▶ SHORT EXERCISE: Take all the material and copy it exactly.
====
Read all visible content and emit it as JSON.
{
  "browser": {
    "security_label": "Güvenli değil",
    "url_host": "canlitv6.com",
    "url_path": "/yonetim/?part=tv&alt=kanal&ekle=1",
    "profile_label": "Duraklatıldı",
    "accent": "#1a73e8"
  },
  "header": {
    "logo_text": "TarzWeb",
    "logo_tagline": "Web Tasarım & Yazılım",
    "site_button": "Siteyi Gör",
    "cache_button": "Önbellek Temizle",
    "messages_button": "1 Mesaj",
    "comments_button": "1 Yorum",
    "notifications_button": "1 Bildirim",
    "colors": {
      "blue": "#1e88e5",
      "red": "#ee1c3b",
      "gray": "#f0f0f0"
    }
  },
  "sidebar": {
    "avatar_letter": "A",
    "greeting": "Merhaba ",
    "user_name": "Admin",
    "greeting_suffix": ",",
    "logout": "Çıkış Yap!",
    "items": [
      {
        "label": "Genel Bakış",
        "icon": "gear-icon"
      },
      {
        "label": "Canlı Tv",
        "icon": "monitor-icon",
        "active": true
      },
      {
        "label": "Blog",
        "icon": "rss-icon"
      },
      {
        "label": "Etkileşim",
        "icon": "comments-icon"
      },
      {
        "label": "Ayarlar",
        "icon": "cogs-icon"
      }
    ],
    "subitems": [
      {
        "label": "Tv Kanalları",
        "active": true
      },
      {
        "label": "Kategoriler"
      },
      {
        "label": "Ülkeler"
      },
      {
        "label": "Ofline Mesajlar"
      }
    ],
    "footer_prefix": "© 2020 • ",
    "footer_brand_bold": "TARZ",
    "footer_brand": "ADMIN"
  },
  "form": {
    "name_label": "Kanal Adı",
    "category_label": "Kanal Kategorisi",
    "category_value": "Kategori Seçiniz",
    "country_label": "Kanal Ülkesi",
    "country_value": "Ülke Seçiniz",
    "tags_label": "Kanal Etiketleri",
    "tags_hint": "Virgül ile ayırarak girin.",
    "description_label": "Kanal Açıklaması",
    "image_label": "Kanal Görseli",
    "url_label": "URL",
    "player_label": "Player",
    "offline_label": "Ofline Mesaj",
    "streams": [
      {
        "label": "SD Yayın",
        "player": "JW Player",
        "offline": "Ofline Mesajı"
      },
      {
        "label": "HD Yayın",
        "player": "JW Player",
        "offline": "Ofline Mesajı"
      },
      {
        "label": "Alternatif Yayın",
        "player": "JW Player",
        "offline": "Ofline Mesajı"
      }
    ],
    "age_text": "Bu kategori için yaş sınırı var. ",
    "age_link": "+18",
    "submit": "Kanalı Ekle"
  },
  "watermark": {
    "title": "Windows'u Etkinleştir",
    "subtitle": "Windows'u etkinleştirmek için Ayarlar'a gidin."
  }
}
====
▶ WORKED SOLUTION:
Read all visible content and emit it as JSON.
{
  "browser": {
    "security_label": "Güvenli değil",
    "url_host": "canlitv6.com",
    "url_path": "/yonetim/?part=tv&alt=kanal&ekle=1",
    "profile_label": "Duraklatıldı",
    "accent": "#1a73e8"
  },
  "header": {
    "logo_text": "TarzWeb",
    "logo_tagline": "Web Tasarım & Yazılım",
    "site_button": "Siteyi Gör",
    "cache_button": "Önbellek Temizle",
    "messages_button": "1 Mesaj",
    "comments_button": "1 Yorum",
    "notifications_button": "1 Bildirim",
    "colors": {
      "blue": "#1e88e5",
      "red": "#ee1c3b",
      "gray": "#f0f0f0"
    }
  },
  "sidebar": {
    "avatar_letter": "A",
    "greeting": "Merhaba ",
    "user_name": "Admin",
    "greeting_suffix": ",",
    "logout": "Çıkış Yap!",
    "items": [
      {
        "label": "Genel Bakış",
        "icon": "gear-icon"
      },
      {
        "label": "Canlı Tv",
        "icon": "monitor-icon",
        "active": true
      },
      {
        "label": "Blog",
        "icon": "rss-icon"
      },
      {
        "label": "Etkileşim",
        "icon": "comments-icon"
      },
      {
        "label": "Ayarlar",
        "icon": "cogs-icon"
      }
    ],
    "subitems": [
      {
        "label": "Tv Kanalları",
        "active": true
      },
      {
        "label": "Kategoriler"
      },
      {
        "label": "Ülkeler"
      },
      {
        "label": "Ofline Mesajlar"
      }
    ],
    "footer_prefix": "© 2020 • ",
    "footer_brand_bold": "TARZ",
    "footer_brand": "ADMIN"
  },
  "form": {
    "name_label": "Kanal Adı",
    "category_label": "Kanal Kategorisi",
    "category_value": "Kategori Seçiniz",
    "country_label": "Kanal Ülkesi",
    "country_value": "Ülke Seçiniz",
    "tags_label": "Kanal Etiketleri",
    "tags_hint": "Virgül ile ayırarak girin.",
    "description_label": "Kanal Açıklaması",
    "image_label": "Kanal Görseli",
    "url_label": "URL",
    "player_label": "Player",
    "offline_label": "Ofline Mesaj",
    "streams": [
      {
        "label": "SD Yayın",
        "player": "JW Player",
        "offline": "Ofline Mesajı"
      },
      {
        "label": "HD Yayın",
        "player": "JW Player",
        "offline": "Ofline Mesajı"
      },
      {
        "label": "Alternatif Yayın",
        "player": "JW Player",
        "offline": "Ofline Mesajı"
      }
    ],
    "age_text": "Bu kategori için yaş sınırı var. ",
    "age_link": "+18",
    "submit": "Kanalı Ekle"
  },
  "watermark": {
    "title": "Windows'u Etkinleştir",
    "subtitle": "Windows'u etkinleştirmek için Ayarlar'a gidin."
  }
}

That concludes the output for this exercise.